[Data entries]
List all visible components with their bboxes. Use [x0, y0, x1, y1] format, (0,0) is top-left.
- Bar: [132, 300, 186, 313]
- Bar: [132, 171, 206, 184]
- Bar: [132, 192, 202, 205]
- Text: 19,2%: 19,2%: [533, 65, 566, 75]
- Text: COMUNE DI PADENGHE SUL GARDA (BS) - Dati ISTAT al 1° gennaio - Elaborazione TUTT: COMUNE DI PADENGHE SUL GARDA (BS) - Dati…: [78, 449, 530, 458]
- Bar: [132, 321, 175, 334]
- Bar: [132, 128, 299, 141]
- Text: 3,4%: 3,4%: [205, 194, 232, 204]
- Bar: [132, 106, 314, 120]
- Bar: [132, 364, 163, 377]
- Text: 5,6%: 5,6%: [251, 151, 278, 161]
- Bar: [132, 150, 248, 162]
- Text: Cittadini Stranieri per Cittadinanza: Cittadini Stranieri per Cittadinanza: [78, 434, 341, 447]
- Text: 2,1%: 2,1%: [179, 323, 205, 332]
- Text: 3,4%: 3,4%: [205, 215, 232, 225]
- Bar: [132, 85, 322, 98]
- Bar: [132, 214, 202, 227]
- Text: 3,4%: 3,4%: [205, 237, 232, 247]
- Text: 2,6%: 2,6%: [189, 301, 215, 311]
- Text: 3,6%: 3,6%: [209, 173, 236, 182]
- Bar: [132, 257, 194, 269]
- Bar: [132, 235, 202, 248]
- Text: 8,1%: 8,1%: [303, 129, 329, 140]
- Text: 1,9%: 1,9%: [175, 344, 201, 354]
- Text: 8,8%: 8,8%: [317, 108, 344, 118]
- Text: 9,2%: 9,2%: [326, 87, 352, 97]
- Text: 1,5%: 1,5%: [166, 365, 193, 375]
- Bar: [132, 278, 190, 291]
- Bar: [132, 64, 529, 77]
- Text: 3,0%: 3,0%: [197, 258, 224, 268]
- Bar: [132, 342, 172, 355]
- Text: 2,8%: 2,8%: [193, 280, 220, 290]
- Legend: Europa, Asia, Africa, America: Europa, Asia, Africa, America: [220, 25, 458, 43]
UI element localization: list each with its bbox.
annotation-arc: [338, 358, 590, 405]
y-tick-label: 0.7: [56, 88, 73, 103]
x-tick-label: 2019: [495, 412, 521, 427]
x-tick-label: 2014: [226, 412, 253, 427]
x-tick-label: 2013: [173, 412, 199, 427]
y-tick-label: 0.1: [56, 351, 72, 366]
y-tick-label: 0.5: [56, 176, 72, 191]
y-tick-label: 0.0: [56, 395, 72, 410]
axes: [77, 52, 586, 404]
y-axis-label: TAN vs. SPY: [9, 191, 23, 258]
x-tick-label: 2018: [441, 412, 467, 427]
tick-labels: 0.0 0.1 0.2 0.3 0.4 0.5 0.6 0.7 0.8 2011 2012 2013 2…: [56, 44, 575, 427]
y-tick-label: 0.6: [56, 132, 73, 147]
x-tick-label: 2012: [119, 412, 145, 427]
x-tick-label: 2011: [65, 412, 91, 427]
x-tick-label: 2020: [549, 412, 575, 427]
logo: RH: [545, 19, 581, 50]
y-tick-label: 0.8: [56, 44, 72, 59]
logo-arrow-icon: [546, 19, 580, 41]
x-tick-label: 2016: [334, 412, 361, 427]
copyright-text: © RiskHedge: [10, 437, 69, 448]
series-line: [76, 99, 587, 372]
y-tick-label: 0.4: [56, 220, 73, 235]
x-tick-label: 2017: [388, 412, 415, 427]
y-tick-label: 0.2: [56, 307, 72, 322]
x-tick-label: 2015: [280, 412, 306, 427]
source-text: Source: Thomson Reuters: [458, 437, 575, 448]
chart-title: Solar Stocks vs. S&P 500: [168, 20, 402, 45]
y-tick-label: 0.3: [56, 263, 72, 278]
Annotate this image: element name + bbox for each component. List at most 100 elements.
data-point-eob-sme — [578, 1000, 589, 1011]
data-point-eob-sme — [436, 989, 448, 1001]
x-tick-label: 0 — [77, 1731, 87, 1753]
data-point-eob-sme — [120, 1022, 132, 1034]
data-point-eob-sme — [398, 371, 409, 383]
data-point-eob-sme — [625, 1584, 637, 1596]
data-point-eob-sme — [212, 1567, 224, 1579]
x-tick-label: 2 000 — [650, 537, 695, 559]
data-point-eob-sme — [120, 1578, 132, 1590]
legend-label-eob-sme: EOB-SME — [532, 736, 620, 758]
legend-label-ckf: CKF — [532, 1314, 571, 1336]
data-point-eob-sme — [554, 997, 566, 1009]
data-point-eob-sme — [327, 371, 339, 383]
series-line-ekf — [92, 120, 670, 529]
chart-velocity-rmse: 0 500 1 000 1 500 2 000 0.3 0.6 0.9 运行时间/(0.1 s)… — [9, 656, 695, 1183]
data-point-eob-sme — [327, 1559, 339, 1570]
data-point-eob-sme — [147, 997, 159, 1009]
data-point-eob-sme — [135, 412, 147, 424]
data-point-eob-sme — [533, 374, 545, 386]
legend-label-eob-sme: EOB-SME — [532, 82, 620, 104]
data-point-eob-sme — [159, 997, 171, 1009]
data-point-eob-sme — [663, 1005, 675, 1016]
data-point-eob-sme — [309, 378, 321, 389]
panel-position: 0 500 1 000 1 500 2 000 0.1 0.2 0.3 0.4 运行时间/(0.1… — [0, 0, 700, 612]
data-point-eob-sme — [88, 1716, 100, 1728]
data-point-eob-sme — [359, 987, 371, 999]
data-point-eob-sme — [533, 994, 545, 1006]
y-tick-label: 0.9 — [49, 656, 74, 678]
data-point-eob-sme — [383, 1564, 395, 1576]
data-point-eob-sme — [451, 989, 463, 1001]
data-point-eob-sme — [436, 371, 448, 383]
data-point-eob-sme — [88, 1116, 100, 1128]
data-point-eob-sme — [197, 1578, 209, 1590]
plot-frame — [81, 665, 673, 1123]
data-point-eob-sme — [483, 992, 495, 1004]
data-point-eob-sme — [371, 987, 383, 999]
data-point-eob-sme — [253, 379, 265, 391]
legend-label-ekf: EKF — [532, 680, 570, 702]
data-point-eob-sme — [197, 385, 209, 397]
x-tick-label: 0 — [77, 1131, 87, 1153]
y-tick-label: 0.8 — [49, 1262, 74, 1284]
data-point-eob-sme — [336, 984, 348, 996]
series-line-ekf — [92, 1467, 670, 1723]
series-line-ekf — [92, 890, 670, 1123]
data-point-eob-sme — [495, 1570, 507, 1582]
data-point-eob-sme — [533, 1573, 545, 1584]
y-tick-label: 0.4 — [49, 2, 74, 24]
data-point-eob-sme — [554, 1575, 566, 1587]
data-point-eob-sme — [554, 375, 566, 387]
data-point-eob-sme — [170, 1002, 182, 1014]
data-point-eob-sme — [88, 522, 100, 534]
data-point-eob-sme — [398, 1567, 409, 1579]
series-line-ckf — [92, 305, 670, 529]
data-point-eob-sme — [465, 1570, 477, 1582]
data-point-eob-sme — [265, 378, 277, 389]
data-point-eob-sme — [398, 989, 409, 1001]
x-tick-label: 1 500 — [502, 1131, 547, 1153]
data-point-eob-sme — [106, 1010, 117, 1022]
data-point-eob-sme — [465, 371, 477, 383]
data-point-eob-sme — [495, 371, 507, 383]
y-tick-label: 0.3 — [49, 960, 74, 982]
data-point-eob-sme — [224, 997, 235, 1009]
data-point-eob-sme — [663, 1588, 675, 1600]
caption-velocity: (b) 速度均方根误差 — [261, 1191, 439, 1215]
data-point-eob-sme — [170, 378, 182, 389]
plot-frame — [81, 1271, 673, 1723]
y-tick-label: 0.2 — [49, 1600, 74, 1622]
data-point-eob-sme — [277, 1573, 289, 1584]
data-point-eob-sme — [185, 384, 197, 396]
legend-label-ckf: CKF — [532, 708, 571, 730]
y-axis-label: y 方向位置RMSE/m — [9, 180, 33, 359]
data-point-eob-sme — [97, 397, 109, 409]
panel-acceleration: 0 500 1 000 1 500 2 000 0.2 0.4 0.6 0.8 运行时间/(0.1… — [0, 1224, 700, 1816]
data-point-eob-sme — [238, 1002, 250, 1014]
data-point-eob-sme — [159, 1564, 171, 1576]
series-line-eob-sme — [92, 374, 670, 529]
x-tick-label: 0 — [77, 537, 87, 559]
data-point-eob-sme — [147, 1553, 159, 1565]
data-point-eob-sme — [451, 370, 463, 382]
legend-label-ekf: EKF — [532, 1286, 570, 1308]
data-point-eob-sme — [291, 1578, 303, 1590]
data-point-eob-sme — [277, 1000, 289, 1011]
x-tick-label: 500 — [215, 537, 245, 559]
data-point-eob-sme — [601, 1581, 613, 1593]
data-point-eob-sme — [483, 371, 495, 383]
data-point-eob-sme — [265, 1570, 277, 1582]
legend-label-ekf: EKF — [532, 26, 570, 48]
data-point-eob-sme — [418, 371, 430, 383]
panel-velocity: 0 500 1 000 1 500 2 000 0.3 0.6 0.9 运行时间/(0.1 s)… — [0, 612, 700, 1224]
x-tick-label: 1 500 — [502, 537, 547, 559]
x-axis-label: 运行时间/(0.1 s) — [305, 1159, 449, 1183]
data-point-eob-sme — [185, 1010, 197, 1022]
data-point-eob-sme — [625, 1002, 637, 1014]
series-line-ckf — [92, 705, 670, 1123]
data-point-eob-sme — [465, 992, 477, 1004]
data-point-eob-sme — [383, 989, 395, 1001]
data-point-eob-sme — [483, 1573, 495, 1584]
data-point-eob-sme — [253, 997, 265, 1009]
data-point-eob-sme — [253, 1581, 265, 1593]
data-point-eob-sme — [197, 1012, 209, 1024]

Given task
Give the lines from the start of the rows through the line containing "- Text: 19,2%: 19,2%: [533, 65, 566, 75]", inclusive, as a Markdown table with the columns Number and Line, leaving out any blank lines.

Exercise response
| Number | Line |
|---|---|
| 1 | List all visible components with their bboxes. Use [x0, y0, x1, y1] format, (0,0) is top-left. |
| 2 | - Bar: [132, 300, 186, 313] |
| 3 | - Bar: [132, 171, 206, 184] |
| 4 | - Bar: [132, 192, 202, 205] |
| 5 | - Text: 19,2%: 19,2%: [533, 65, 566, 75] |